-- Requirements --
• A. According to the abstract, what high school did Nicholas Martin attend?
• B. Quote the abstract word for word, starting at "Nicholas Martin is" and ending after "with his friends.".
• C. Turn the abstract's paragraph that opens "He remembers narcotics coming to his neighborhood" into a short bulleted list of its main points.

-- Text extract --
++++++++

African American Studies

Abstract

Nicholas Martin is the principle of P.S. 6 and grew up in the Hunts Point area of the Bronx. He was born in Manhattan and when he was 5 his parents moved to Fox Street in the South Bronx. His father worked on the docks. His father spoke broken English and fluent Spanish and was born in Florida. He traveled back and forth from Cuba though. His mother spoke English and Spanish fluently and was born in Puerto Rico.

He remembers Fox Street when he was growing up as lively. Children would play lots of games outside on the street. It was also a very diverse neighborhood. He attended grade school as P.S 62, right on Fox Street. He was very influenced by his music teacher in middle school. He attended Central Commercial High School.

There was a lot of Afro-Cuban music in his house. His parents never took him to see live performances but he would go to clubs and dance halls with his friends.

He remembers narcotics coming to his neighborhood when he was 12. He observed the devastating effect it had on his neighborhood. One could sit on the steps and watch people carrying stolen goods down the street. He also said that the law enforcement was ineffective. He lost a lot of his friends due to their drug involvement and because of that has very few friends still in his life from when he was younger. Another reason he sites for the change in the community, is the moral fiber of the people living in the Bronx changed and they had less respect for government agencies. He also blames television programs and the lessening role of religion in people’s lives.

++++++++

-- Data extract --
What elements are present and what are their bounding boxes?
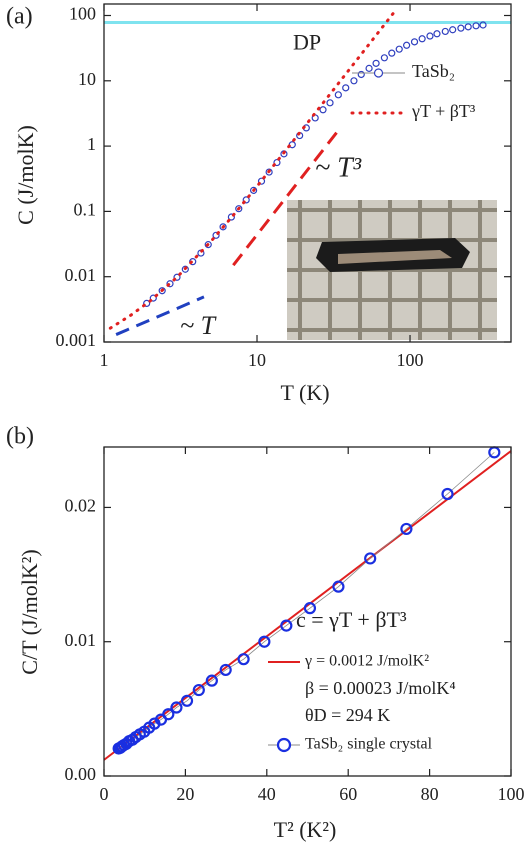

++++++++

-- Task answers --
• A. Central Commercial High School.

• B.
Nicholas Martin is the principle of P.S. 6 and grew up in the Hunts Point area of the Bronx. He was born in Manhattan and when he was 5 his parents moved to Fox Street in the South Bronx. His father worked on the docks. His father spoke broken English and fluent Spanish and was born in Florida. He traveled back and forth from Cuba though. His mother spoke English and Spanish fluently and was born in Puerto Rico.

He remembers Fox Street when he was growing up as lively. Children would play lots of games outside on the street. It was also a very diverse neighborhood. He attended grade school as P.S 62, right on Fox Street. He was very influenced by his music teacher in middle school. He attended Central Commercial High School.

There was a lot of Afro-Cuban music in his house. His parents never took him to see live performances but he would go to clubs and dance halls with his friends.

• C.
- Narcotics reached his neighborhood when he was 12, with devastating effects.
- People could be seen carrying stolen goods down the street.
- Law enforcement was ineffective.
- He lost many friends to drug involvement, so few friends from his youth remain in his life.
- He also attributes the community's change to a decline in the moral fiber of Bronx residents, less respect for government agencies, television programs and the lessening role of religion.